◆ Written problem
The entries below contain pictures. Retype everything except those pictures, exactly as given.

◆ Records shown
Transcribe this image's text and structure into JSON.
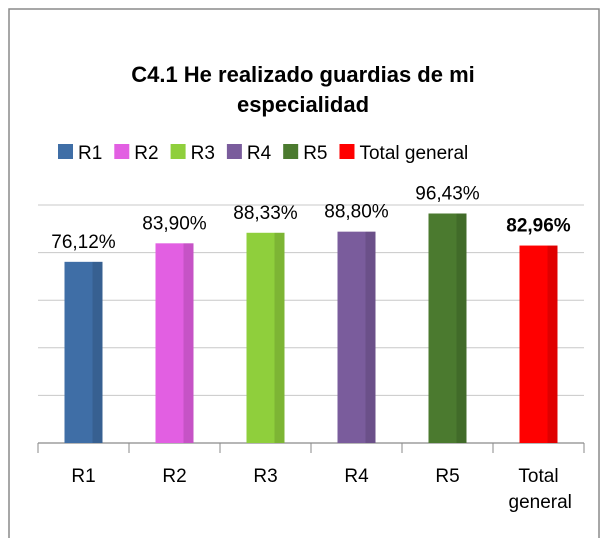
{
  "chart_data": {
    "type": "bar",
    "title": "C4.1 He realizado guardias de mi especialidad",
    "categories": [
      "R1",
      "R2",
      "R3",
      "R4",
      "R5",
      "Total general"
    ],
    "values": [
      76.12,
      83.9,
      88.33,
      88.8,
      96.43,
      82.96
    ],
    "value_labels": [
      "76,12%",
      "83,90%",
      "88,33%",
      "88,80%",
      "96,43%",
      "82,96%"
    ],
    "value_label_bold": [
      false,
      false,
      false,
      false,
      false,
      true
    ],
    "colors": [
      "#3f6ea6",
      "#e25fe2",
      "#8fcf3c",
      "#7a5c9c",
      "#4b7a2f",
      "#ff0000"
    ],
    "ylim": [
      0,
      100
    ],
    "yticks": [
      0,
      20,
      40,
      60,
      80,
      100
    ],
    "grid": true,
    "legend": "top"
  }
}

◆ Written reply
Transcribe this image's text and structure into JSON.
{
  "chart_data": {
    "type": "bar",
    "title": "C4.1 He realizado guardias de mi especialidad",
    "categories": [
      "R1",
      "R2",
      "R3",
      "R4",
      "R5",
      "Total general"
    ],
    "values": [
      76.12,
      83.9,
      88.33,
      88.8,
      96.43,
      82.96
    ],
    "value_labels": [
      "76,12%",
      "83,90%",
      "88,33%",
      "88,80%",
      "96,43%",
      "82,96%"
    ],
    "value_label_bold": [
      false,
      false,
      false,
      false,
      false,
      true
    ],
    "colors": [
      "#3f6ea6",
      "#e25fe2",
      "#8fcf3c",
      "#7a5c9c",
      "#4b7a2f",
      "#ff0000"
    ],
    "ylim": [
      0,
      100
    ],
    "yticks": [
      0,
      20,
      40,
      60,
      80,
      100
    ],
    "grid": true,
    "legend": "top"
  }
}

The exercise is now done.